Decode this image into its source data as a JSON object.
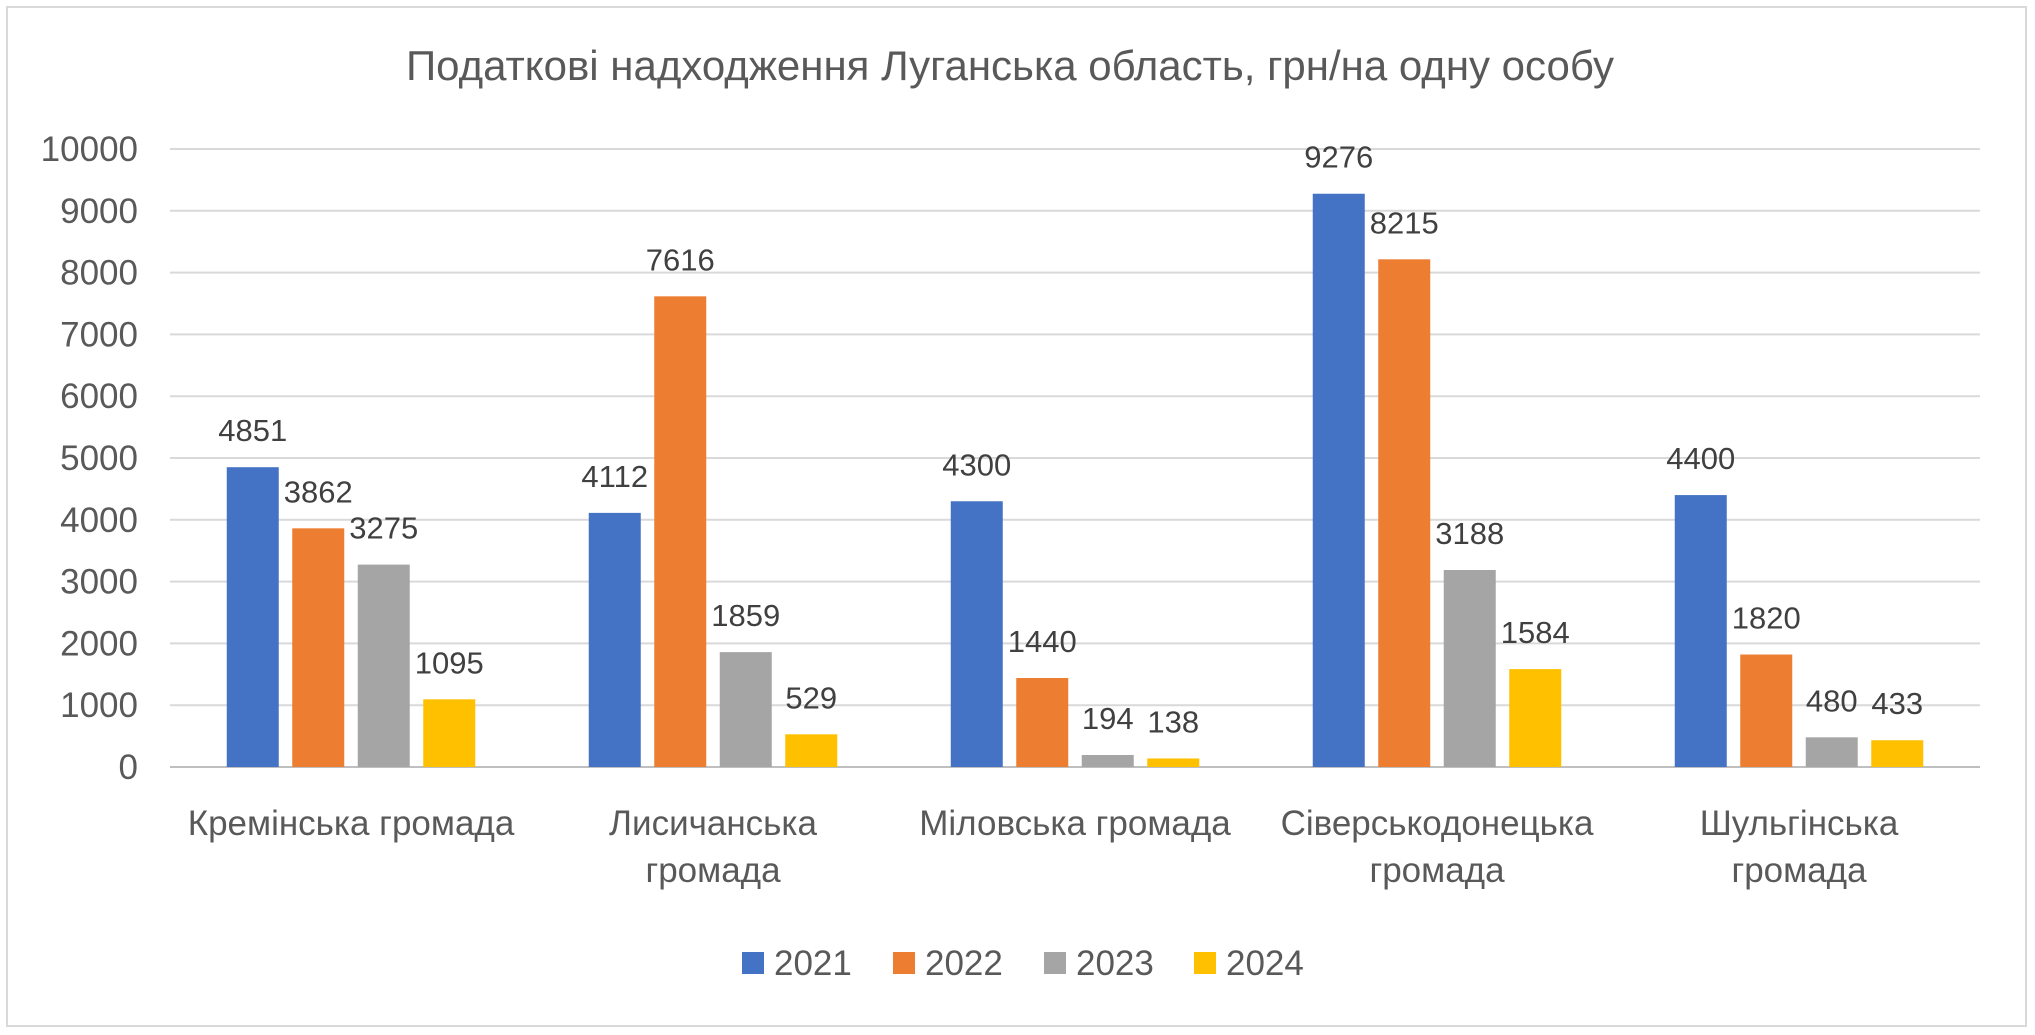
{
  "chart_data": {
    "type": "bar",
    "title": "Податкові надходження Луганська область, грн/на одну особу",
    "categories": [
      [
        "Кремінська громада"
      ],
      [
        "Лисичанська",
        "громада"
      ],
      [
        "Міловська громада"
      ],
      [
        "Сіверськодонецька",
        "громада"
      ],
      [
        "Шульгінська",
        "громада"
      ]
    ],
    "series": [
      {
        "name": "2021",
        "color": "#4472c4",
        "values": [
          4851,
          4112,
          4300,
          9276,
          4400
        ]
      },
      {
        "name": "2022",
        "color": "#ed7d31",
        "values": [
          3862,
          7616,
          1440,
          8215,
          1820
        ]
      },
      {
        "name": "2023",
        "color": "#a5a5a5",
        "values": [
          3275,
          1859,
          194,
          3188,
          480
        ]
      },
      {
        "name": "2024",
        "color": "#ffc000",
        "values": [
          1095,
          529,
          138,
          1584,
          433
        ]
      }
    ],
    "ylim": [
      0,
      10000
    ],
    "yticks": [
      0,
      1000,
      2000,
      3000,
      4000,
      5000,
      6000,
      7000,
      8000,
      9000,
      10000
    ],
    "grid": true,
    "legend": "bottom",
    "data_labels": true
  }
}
==
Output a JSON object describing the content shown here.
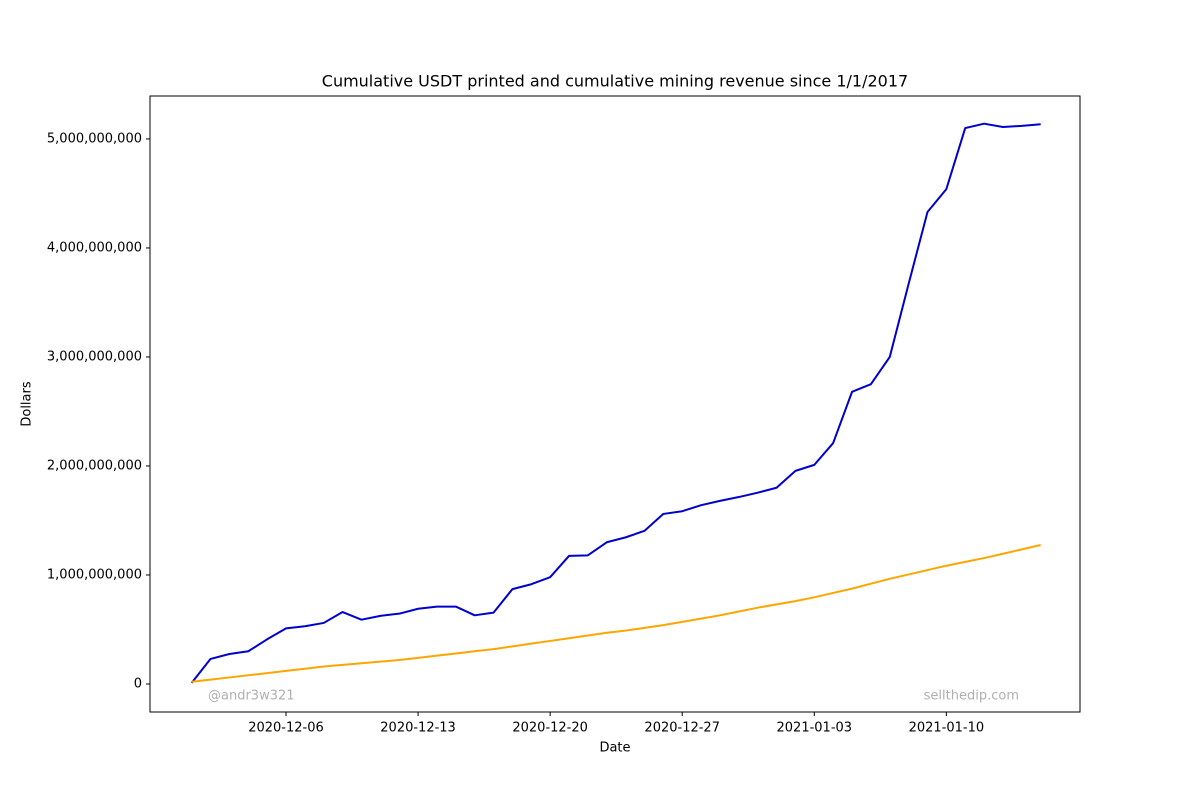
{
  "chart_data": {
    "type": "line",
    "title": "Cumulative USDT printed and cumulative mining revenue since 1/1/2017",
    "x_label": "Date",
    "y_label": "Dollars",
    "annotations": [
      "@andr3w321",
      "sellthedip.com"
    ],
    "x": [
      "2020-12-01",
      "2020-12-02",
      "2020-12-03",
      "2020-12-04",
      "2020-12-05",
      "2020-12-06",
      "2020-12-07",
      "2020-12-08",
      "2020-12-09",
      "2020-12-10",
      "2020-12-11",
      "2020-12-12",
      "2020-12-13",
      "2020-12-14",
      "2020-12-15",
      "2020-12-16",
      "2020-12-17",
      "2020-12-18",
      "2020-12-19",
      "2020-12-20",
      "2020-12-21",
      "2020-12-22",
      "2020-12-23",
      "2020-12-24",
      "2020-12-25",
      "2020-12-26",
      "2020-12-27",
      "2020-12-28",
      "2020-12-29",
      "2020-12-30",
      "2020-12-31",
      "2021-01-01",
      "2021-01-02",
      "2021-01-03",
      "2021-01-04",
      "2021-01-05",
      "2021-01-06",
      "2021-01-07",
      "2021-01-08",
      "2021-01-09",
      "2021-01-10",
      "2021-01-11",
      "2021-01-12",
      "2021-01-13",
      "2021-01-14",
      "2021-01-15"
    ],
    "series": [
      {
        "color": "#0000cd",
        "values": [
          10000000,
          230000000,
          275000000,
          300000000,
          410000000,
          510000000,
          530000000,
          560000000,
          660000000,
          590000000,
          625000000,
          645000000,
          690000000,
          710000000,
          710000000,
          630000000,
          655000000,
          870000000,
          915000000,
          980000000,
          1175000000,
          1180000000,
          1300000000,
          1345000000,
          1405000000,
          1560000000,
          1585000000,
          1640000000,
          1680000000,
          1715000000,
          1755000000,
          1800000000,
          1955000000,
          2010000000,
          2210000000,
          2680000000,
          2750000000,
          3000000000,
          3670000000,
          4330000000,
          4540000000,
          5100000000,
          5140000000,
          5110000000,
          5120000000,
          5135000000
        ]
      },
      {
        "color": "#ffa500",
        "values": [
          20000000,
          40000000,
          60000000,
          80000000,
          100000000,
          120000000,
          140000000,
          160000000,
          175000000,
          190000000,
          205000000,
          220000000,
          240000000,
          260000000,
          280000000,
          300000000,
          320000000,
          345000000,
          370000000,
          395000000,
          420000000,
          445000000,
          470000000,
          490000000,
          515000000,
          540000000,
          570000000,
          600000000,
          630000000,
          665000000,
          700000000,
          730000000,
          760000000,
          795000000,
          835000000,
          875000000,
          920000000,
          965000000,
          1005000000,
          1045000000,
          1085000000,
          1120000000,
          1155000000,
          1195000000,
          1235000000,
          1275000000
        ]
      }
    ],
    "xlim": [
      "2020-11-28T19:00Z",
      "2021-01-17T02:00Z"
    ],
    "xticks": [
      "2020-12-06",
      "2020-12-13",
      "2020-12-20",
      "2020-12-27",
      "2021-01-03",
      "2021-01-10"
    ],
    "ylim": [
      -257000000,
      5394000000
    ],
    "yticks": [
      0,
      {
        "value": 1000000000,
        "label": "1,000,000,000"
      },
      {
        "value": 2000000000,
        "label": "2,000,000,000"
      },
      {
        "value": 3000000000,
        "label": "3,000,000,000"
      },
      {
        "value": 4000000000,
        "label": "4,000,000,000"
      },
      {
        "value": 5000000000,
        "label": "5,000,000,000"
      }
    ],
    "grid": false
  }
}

__Task objective__
Select and copy every line from the records that includes the word "name".

__Complete response__
        "name": "2021",
        "name": "2022",
        "name": "2023",
        "name": "2024",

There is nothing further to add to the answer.